▶ [Goal]: Report every line in the listing that contains the string "photo".
>>>
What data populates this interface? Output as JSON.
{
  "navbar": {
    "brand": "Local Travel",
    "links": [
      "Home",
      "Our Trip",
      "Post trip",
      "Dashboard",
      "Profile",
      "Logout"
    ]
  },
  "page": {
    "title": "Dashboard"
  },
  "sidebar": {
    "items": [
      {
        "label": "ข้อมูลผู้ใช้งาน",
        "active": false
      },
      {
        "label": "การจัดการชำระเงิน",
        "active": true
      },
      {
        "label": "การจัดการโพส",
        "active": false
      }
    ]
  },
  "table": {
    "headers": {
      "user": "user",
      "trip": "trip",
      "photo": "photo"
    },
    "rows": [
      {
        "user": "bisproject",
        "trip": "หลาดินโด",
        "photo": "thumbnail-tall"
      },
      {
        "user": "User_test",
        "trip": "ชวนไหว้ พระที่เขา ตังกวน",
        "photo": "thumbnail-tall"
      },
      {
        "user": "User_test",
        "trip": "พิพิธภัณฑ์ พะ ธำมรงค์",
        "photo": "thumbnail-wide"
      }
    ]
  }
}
<<<
▶ [Finished answer]:
      "photo": "photo"
        "photo": "thumbnail-tall"
        "photo": "thumbnail-tall"
        "photo": "thumbnail-wide"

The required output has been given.